[start]

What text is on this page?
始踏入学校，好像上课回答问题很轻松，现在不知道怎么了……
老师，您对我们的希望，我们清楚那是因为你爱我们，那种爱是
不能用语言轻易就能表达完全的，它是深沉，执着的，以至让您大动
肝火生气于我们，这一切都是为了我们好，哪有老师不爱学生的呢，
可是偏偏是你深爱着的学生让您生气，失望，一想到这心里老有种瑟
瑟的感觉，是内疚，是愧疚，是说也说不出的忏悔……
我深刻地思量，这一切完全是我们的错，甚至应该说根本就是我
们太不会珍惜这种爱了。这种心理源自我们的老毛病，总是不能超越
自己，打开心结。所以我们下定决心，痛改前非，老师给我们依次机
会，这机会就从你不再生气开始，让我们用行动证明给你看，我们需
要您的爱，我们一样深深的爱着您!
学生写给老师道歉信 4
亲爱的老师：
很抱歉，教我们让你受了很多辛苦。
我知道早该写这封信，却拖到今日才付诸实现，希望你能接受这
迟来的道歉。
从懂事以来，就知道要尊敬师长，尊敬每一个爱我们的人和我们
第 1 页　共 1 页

[end]

__Stated goal__.
Exactly as they are written, print the entries again.

__Correct result__.
What text is on this page?
始踏入学校，好像上课回答问题很轻松，现在不知道怎么了……
老师，您对我们的希望，我们清楚那是因为你爱我们，那种爱是
不能用语言轻易就能表达完全的，它是深沉，执着的，以至让您大动
肝火生气于我们，这一切都是为了我们好，哪有老师不爱学生的呢，
可是偏偏是你深爱着的学生让您生气，失望，一想到这心里老有种瑟
瑟的感觉，是内疚，是愧疚，是说也说不出的忏悔……
我深刻地思量，这一切完全是我们的错，甚至应该说根本就是我
们太不会珍惜这种爱了。这种心理源自我们的老毛病，总是不能超越
自己，打开心结。所以我们下定决心，痛改前非，老师给我们依次机
会，这机会就从你不再生气开始，让我们用行动证明给你看，我们需
要您的爱，我们一样深深的爱着您!
学生写给老师道歉信 4
亲爱的老师：
很抱歉，教我们让你受了很多辛苦。
我知道早该写这封信，却拖到今日才付诸实现，希望你能接受这
迟来的道歉。
从懂事以来，就知道要尊敬师长，尊敬每一个爱我们的人和我们
第 1 页　共 1 页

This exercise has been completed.